_EXERCISE INSTRUCTIONS_: Count the lines containing "prognozy" in the entries underneath, and state that count without anything else.

_EXERCISE DATA_:
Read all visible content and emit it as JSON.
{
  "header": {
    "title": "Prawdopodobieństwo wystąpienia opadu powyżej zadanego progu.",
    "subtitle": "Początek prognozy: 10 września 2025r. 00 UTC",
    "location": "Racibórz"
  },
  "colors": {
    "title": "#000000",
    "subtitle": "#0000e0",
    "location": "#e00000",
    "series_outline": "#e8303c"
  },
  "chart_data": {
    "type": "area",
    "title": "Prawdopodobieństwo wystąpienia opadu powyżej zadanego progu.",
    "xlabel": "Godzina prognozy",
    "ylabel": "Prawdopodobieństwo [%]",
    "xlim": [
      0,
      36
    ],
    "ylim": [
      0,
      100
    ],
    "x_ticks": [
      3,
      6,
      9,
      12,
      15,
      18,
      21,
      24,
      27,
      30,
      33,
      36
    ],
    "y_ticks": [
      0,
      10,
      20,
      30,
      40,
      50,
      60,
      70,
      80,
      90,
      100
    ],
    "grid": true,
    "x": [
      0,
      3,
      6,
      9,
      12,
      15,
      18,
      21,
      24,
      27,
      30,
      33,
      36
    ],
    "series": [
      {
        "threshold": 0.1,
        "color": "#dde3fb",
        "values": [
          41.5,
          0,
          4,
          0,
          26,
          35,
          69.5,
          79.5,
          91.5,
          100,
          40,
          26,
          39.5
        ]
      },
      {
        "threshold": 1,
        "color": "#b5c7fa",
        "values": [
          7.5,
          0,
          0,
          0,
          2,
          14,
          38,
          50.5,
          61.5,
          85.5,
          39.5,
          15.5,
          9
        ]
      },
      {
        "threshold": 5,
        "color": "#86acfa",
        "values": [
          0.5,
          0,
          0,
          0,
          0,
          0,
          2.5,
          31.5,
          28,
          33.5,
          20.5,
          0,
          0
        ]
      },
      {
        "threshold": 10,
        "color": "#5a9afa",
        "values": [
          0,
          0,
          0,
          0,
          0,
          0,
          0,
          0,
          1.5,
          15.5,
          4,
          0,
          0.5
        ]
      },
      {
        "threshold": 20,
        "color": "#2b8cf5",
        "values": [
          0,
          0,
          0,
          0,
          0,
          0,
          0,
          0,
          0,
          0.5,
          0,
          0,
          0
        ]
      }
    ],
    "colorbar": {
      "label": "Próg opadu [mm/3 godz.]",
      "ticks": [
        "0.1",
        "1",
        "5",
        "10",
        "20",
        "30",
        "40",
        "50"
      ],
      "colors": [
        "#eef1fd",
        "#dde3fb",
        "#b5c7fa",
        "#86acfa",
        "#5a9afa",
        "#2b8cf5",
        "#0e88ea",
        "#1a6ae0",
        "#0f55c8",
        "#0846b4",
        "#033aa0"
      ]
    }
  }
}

_OUTPUT OF THE EXERCISE_: 2